Excerpted text:

--- Start ---

January 25th, 2008 @ 2:45 pm
And I was just thinking of you…
January 25th, 2008 @ 3:53 pm
a heh. that’s a bit scary.
I do like this though
January 25th, 2008 @ 3:54 pm
gah, link was broken.
http://lifehacker.com/software/feature/geek-to-live-ban-timewasting-web-sites-146448.php
January 29th, 2008 @ 4:50 pm
At my partner’s last workplace everyone in the ‘team’ was made to read WMMC?, indeed each person was given a copy. They were then sent on a team-building retreat with secret special guest who turned out to be none other than Dr Whatshisname the author of WMMC?. Only later on they found out it wasn’t really world-famous Dr Thingo but an actor their manager hired for the day to impersonate him.

--- End ---

Exercise tasks:
a) List every date-and-time stamp that appears in the comment thread.
b) Please pick up the comment thread after its final comment and carry it on.

Data shown:
--- Start ---

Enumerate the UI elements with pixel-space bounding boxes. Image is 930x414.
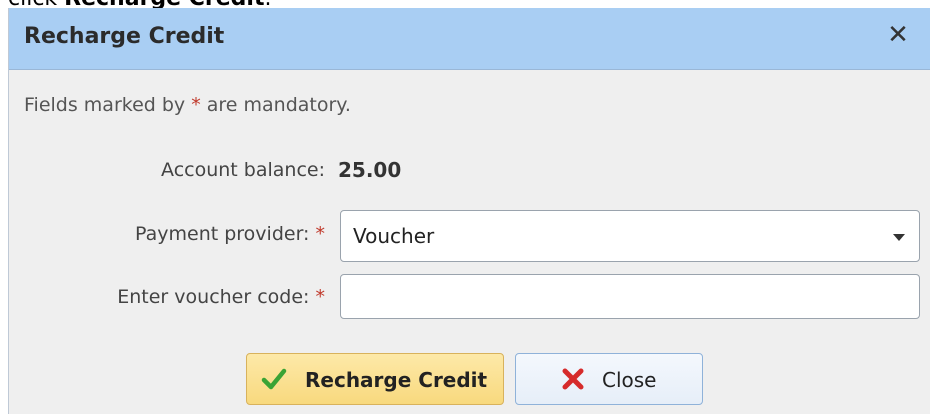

--- End ---

Responses to the tasks:
a)
January 25th, 2008 @ 2:45 pm
January 25th, 2008 @ 3:53 pm
January 25th, 2008 @ 3:54 pm
January 29th, 2008 @ 4:50 pm

b)
January 31st, 2008 @ 2:52 pm
Oh Laura! Funny. Yes it’s not uncommon for the book to be handed out ‘for free’. Which already makes you wonder.
What industry does yr partner work in? Must be ok if they can afford team-building retreats. A friend of mine in high finance got sent on those too. Cocktails at night, paint-ball during the day. She showed me the bruises afterwards, and they seemed… symbolic.
February 4th, 2008 @ 1:43 pm
Local Government. That was at his last job, in Peter Costello territory – most councils don’t have that sort of money to chuck around.